• Text block
Dr. Mik Kersten: Then, in Dr. Perez’s model, you get through a Turning Point and after the Turning Point, there’s something called, The Deployment Period. So the Deployment Period is when the rest of the economy, the rest of the world’s organizations start to master that new means of production. And, at that point, it’s actually no longer financial capital at the helm of the technological revolution, it becomes production capital. And that means the capital that’s in the hands of the companies. So just to give you an example, earlier in the Digital Age, you had companies, and I’ll just use the example of consumer electronics, consumer devices because we all know those pretty well. We had companies like Jawbone creating cool Bluetooth headsets and really innovating that space and creating speakers. They actually raised almost a billion dollar of venture capital, but because we’re getting through this turning point and we’re starting to see the end of the turning point, it’s no longer possible for financial capital to compete with production capital that same way, which means for Jawbone to compete with a Samsung or an Apple, becomes impossible because consumer hardware has already been mastered and that means of production has been diffused, which means that company went out of business, right? It didn’t even get to a fire sale. Jawbone’s gone. So, that’s really this world that we’re in. We’re in the middle of the turning point, where digital disruption means that traditional businesses, even some newer businesses, like the Jawbones of the world, not just the blockbusters, not just the brick & mortar retailers, they’re being disrupted by companies who have mastered the new means of production and the new means of production is all about software delivery.

Steve Shallenberger: Okay, so, how does that affect brick & mortar companies, service companies, let’s say HVAC contractor, you know, those that might provide services to a home. How about, let’s just hit some different industries. We already see what’s happening, for example, with Tesla. They’ve closed most of their, if not all their shops, right? Their service centers. People order online at Tesla. Would that be part of what you’re discussing, part of what you’re talking about?

• Recorded information
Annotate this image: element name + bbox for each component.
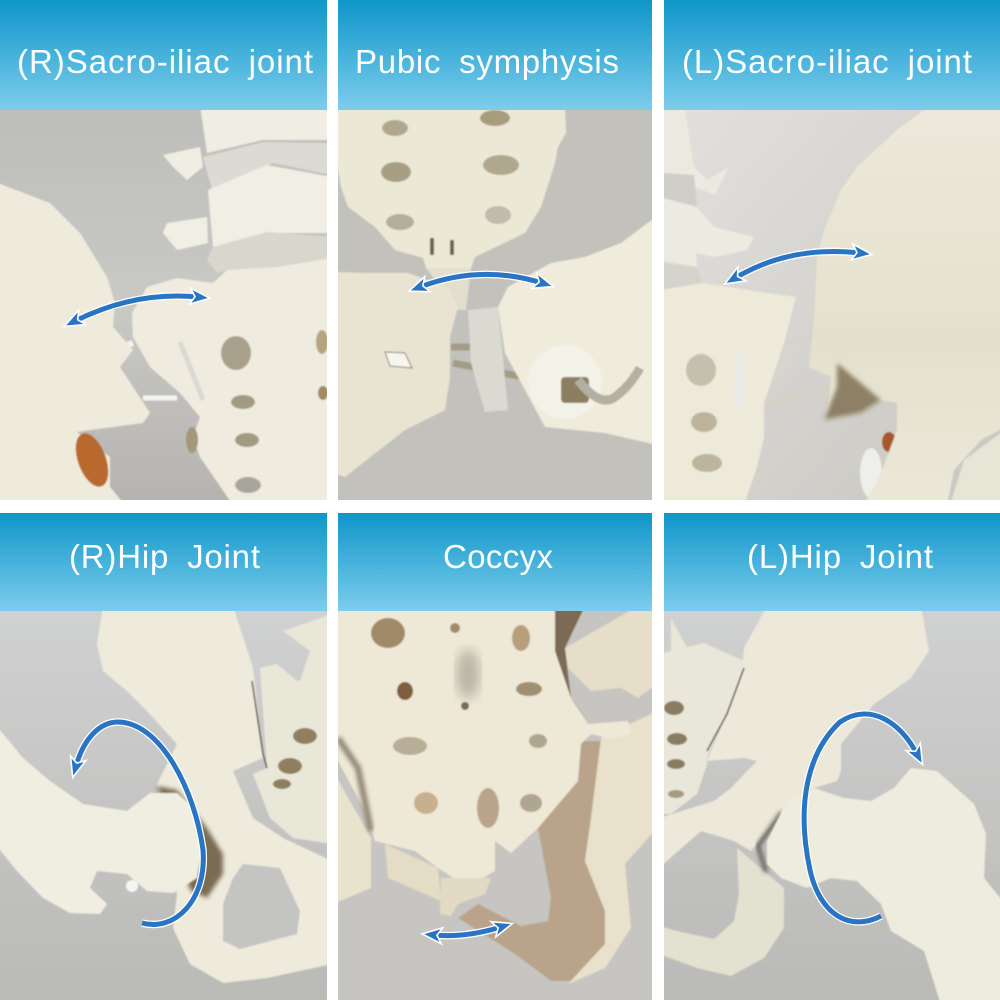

• Required work
**1.** In the interview on Dr. Perez's model of technological revolutions, how much venture capital does Kersten say Jawbone raised?
**2.** Pick up the interview on Dr. Perez's model of technological revolutions after its final sentence, and carry the conversation forward.

• Exercise results
**1.** Almost a billion dollars.

**2.**
Dr. Mik Kersten: Yes. So let me actually answer… I think you had a few interesting points there, Steven, and we’re gonna take those one at a time. This digital disruption, this turning point that we’re in, in the Age of Software, is going to affect the entire economy. Now, it’ll affect different parts of the economy in different ways. So, we will have businesses whose business model simply go away, because a digital experience is going to supersede it, right? If consumers actually elect that they do not want to go to stores, to get their daily goods, they want those delivered to their door, it’s possible that Amazon actually completely displaces the Walmarts of the world and all those other stores. So, we’re seeing that kind of disruption, we’re seeing it more in retail, actually, and this is something we’re familiar with, with companies like Sears, so brands that have been around for ages, going out of business, going bankrupt in some cases. In fact, if we look at the stock price change of retailers, between 2006 and 2016, Amazon has grown almost 2000%. Almost all of the others have dropped, right? That’s how serious digital disruption has been in retail. And it’s going to happen across all parts of the economy that are affected by digital experience. So, basically, whenever we have a relationship with some service, some product, that can be changed through a digital experience and that’s something that consumers will elect to do, they prefer that; it somehow gives them better value. We’re going to see this. So we’re basically going to see across all parts of the economy. And not just the consumer parts of the economy, you can even look at the primary sector and the way that resources are extracted right now is very heavily dependant on software. It’s become very… Much more software intensive to figure out where to look for oil, where to look for gas and all of those things. So, we’re seeing software as the driving factor for helping businesses compete and the businesses that are slow to become digital and to have their operations based on software, are the ones being disrupted.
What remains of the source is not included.